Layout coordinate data
★ ★ ★
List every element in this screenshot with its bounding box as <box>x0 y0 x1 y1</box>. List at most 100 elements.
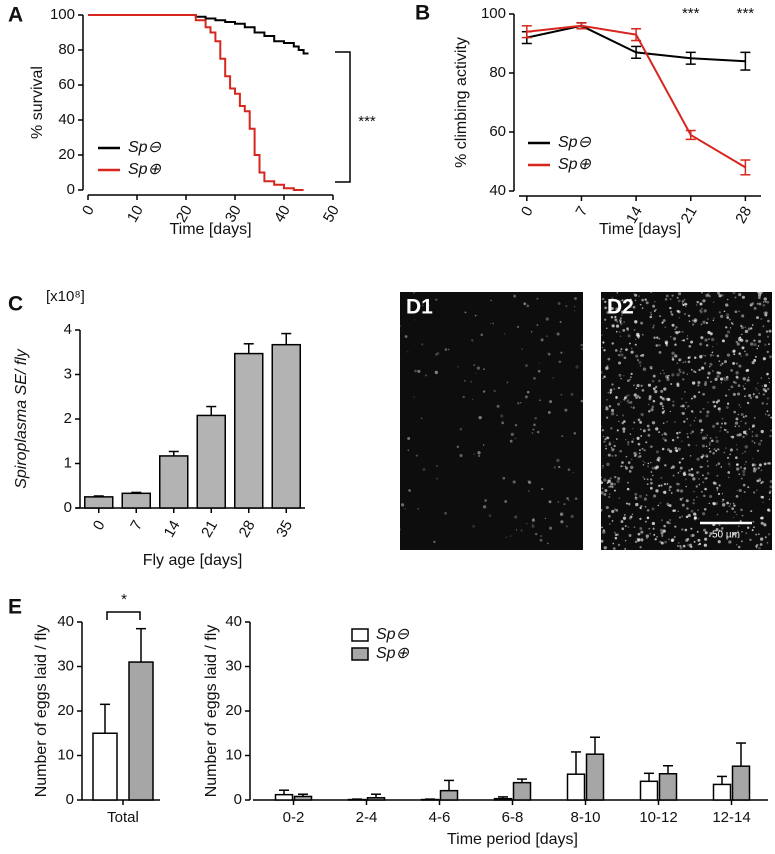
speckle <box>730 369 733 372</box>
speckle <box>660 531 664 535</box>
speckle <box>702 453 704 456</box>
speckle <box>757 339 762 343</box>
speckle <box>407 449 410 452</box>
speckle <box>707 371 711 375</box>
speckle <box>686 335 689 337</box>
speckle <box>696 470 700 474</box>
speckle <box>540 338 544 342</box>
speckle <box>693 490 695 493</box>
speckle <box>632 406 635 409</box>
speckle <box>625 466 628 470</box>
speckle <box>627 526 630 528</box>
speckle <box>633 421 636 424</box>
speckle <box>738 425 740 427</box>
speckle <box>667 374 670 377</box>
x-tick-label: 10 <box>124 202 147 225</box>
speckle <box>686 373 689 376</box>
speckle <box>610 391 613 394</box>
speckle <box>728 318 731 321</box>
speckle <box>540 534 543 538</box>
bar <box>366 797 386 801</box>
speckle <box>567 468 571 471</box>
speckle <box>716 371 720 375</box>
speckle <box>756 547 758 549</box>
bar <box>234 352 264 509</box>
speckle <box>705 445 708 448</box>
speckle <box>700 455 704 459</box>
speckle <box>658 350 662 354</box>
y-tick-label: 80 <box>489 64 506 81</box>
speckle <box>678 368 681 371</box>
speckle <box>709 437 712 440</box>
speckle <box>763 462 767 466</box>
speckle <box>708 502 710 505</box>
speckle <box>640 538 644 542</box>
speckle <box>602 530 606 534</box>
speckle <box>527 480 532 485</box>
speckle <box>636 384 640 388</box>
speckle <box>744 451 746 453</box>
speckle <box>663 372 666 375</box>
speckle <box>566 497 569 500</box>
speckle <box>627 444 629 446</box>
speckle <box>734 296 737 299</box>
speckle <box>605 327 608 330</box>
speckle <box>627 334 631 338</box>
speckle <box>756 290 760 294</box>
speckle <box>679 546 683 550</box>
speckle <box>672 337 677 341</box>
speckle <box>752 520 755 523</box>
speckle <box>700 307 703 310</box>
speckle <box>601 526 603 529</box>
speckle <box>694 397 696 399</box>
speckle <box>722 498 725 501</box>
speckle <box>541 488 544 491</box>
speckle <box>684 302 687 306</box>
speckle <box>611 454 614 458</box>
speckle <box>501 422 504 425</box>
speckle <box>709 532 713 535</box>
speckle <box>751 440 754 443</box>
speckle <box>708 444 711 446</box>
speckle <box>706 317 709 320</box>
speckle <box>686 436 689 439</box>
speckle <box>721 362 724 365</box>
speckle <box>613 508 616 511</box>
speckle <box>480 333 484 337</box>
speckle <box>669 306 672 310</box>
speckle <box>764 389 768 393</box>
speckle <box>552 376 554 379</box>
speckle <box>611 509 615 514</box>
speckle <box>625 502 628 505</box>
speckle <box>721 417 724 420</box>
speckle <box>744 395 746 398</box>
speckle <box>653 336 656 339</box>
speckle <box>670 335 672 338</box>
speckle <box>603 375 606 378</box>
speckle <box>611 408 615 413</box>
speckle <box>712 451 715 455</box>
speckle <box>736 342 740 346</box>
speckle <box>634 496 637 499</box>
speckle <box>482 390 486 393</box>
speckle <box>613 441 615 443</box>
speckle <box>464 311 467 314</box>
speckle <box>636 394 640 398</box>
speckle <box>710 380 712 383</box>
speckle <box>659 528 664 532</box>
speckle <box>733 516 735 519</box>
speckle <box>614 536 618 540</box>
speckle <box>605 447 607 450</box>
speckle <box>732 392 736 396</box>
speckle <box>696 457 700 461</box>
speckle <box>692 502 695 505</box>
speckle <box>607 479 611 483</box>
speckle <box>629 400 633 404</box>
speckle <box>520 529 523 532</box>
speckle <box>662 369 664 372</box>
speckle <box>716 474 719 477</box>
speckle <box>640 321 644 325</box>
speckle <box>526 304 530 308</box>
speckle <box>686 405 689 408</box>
★ ★ ★
> [TASK OBJECTIVE]: Write out every one of the records above word for word, leaving out the pictures.

> [SOLVED PROBLEM]:
List every element in this screenshot with its bounding box as <box>x0 y0 x1 y1</box>. List at most 100 elements.
speckle <box>730 369 733 372</box>
speckle <box>660 531 664 535</box>
speckle <box>702 453 704 456</box>
speckle <box>757 339 762 343</box>
speckle <box>407 449 410 452</box>
speckle <box>707 371 711 375</box>
speckle <box>686 335 689 337</box>
speckle <box>696 470 700 474</box>
speckle <box>540 338 544 342</box>
speckle <box>693 490 695 493</box>
speckle <box>632 406 635 409</box>
speckle <box>625 466 628 470</box>
speckle <box>627 526 630 528</box>
speckle <box>633 421 636 424</box>
speckle <box>738 425 740 427</box>
speckle <box>667 374 670 377</box>
x-tick-label: 10 <box>124 202 147 225</box>
speckle <box>686 373 689 376</box>
speckle <box>610 391 613 394</box>
speckle <box>728 318 731 321</box>
speckle <box>540 534 543 538</box>
bar <box>366 797 386 801</box>
speckle <box>567 468 571 471</box>
speckle <box>716 371 720 375</box>
speckle <box>756 547 758 549</box>
bar <box>234 352 264 509</box>
speckle <box>705 445 708 448</box>
speckle <box>700 455 704 459</box>
speckle <box>658 350 662 354</box>
y-tick-label: 80 <box>489 64 506 81</box>
speckle <box>678 368 681 371</box>
speckle <box>709 437 712 440</box>
speckle <box>763 462 767 466</box>
speckle <box>708 502 710 505</box>
speckle <box>640 538 644 542</box>
speckle <box>602 530 606 534</box>
speckle <box>527 480 532 485</box>
speckle <box>636 384 640 388</box>
speckle <box>744 451 746 453</box>
speckle <box>663 372 666 375</box>
speckle <box>566 497 569 500</box>
speckle <box>627 444 629 446</box>
speckle <box>734 296 737 299</box>
speckle <box>605 327 608 330</box>
speckle <box>627 334 631 338</box>
speckle <box>756 290 760 294</box>
speckle <box>679 546 683 550</box>
speckle <box>672 337 677 341</box>
speckle <box>752 520 755 523</box>
speckle <box>700 307 703 310</box>
speckle <box>601 526 603 529</box>
speckle <box>694 397 696 399</box>
speckle <box>722 498 725 501</box>
speckle <box>541 488 544 491</box>
speckle <box>684 302 687 306</box>
speckle <box>611 454 614 458</box>
speckle <box>501 422 504 425</box>
speckle <box>709 532 713 535</box>
speckle <box>751 440 754 443</box>
speckle <box>708 444 711 446</box>
speckle <box>706 317 709 320</box>
speckle <box>686 436 689 439</box>
speckle <box>721 362 724 365</box>
speckle <box>613 508 616 511</box>
speckle <box>480 333 484 337</box>
speckle <box>669 306 672 310</box>
speckle <box>764 389 768 393</box>
speckle <box>552 376 554 379</box>
speckle <box>611 509 615 514</box>
speckle <box>625 502 628 505</box>
speckle <box>721 417 724 420</box>
speckle <box>744 395 746 398</box>
speckle <box>653 336 656 339</box>
speckle <box>670 335 672 338</box>
speckle <box>603 375 606 378</box>
speckle <box>611 408 615 413</box>
speckle <box>712 451 715 455</box>
speckle <box>736 342 740 346</box>
speckle <box>634 496 637 499</box>
speckle <box>482 390 486 393</box>
speckle <box>613 441 615 443</box>
speckle <box>464 311 467 314</box>
speckle <box>636 394 640 398</box>
speckle <box>710 380 712 383</box>
speckle <box>659 528 664 532</box>
speckle <box>733 516 735 519</box>
speckle <box>614 536 618 540</box>
speckle <box>605 447 607 450</box>
speckle <box>732 392 736 396</box>
speckle <box>696 457 700 461</box>
speckle <box>692 502 695 505</box>
speckle <box>607 479 611 483</box>
speckle <box>629 400 633 404</box>
speckle <box>520 529 523 532</box>
speckle <box>662 369 664 372</box>
speckle <box>716 474 719 477</box>
speckle <box>640 321 644 325</box>
speckle <box>526 304 530 308</box>
speckle <box>686 405 689 408</box>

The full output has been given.